Your goal ▸
Identify every line in the records below that contains the word "درجة", and copy each of those lines.
☆ ☆ ☆ ☆ ☆
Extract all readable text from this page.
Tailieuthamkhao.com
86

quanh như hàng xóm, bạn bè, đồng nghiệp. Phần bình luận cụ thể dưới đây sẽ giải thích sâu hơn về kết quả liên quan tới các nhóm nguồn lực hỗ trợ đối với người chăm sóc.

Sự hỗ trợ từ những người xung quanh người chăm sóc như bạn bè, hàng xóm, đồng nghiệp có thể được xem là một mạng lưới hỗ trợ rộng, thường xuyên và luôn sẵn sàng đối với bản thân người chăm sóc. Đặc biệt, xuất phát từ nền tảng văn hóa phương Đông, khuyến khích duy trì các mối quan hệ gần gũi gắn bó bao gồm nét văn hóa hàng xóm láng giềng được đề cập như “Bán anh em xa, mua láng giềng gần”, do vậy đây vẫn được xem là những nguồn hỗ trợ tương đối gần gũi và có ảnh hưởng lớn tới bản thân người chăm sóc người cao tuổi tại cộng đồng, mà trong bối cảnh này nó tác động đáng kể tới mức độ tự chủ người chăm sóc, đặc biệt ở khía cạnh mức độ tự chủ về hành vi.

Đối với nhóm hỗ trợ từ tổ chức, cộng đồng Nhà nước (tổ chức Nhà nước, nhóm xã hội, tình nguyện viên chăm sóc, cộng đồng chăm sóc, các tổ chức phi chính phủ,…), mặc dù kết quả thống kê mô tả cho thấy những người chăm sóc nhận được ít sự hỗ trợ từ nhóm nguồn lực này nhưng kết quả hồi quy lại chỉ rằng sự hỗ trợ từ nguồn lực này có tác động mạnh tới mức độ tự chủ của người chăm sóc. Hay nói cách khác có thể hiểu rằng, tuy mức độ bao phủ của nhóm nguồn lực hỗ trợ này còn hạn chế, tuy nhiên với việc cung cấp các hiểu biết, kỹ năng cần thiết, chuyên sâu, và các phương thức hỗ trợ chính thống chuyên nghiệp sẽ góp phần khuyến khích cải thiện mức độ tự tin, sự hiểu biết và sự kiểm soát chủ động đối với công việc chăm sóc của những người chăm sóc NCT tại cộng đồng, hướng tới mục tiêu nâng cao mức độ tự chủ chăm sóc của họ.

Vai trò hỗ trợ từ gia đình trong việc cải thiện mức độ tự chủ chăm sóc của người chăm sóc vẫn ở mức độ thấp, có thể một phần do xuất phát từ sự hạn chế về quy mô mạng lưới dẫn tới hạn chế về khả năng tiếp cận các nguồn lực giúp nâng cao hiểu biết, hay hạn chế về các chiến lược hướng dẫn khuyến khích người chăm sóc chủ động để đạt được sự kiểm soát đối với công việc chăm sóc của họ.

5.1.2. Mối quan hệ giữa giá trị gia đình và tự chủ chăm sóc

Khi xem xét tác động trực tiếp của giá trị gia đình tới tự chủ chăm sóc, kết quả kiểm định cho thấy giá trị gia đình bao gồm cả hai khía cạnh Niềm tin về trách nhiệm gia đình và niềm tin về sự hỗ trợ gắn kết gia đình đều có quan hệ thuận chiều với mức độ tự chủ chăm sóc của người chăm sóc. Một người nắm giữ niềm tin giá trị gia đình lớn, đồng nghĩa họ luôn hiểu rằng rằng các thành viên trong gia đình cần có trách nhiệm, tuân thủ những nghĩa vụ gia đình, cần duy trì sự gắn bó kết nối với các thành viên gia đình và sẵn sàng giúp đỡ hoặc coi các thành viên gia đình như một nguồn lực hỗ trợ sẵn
☆ ☆ ☆ ☆ ☆
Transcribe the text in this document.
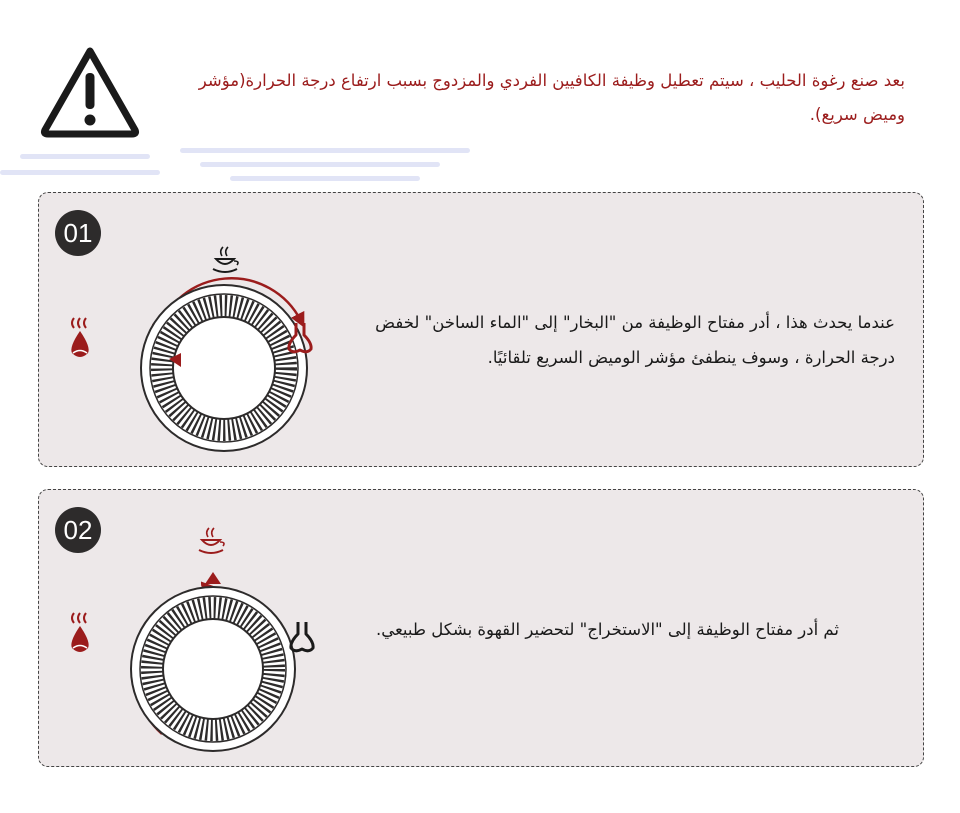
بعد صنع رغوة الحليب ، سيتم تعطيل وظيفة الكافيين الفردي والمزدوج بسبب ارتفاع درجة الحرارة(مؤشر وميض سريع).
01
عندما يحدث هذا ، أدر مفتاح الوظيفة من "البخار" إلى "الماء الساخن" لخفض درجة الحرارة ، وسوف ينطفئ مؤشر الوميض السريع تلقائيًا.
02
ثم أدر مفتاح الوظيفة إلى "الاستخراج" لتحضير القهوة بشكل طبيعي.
☆ ☆ ☆ ☆ ☆
Exercise output ▸
بعد صنع رغوة الحليب ، سيتم تعطيل وظيفة الكافيين الفردي والمزدوج بسبب ارتفاع درجة الحرارة(مؤشر وميض سريع).
عندما يحدث هذا ، أدر مفتاح الوظيفة من "البخار" إلى "الماء الساخن" لخفض درجة الحرارة ، وسوف ينطفئ مؤشر الوميض السريع تلقائيًا.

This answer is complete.